| DATA PROVIDED |
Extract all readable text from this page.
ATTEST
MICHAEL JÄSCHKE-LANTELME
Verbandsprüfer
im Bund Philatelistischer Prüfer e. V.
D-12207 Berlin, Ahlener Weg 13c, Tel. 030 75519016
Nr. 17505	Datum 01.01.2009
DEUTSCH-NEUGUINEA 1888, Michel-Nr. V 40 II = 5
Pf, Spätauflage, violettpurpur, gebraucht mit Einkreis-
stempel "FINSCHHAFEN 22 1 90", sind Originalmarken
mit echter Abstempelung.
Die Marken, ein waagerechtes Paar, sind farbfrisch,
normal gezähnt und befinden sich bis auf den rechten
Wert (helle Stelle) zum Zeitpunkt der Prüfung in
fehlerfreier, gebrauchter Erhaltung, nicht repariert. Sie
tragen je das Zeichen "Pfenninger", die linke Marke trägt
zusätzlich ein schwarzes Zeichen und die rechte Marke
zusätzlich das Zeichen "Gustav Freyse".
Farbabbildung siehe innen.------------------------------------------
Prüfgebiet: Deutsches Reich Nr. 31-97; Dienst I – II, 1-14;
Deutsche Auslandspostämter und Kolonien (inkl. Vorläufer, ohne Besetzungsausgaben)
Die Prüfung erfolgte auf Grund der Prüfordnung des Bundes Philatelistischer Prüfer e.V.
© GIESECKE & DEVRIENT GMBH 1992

| YOUR GOAL |
Going through the data above, count the lines where the string "Prüfung" appears, and answer with only that number.

| RESPONSE |
2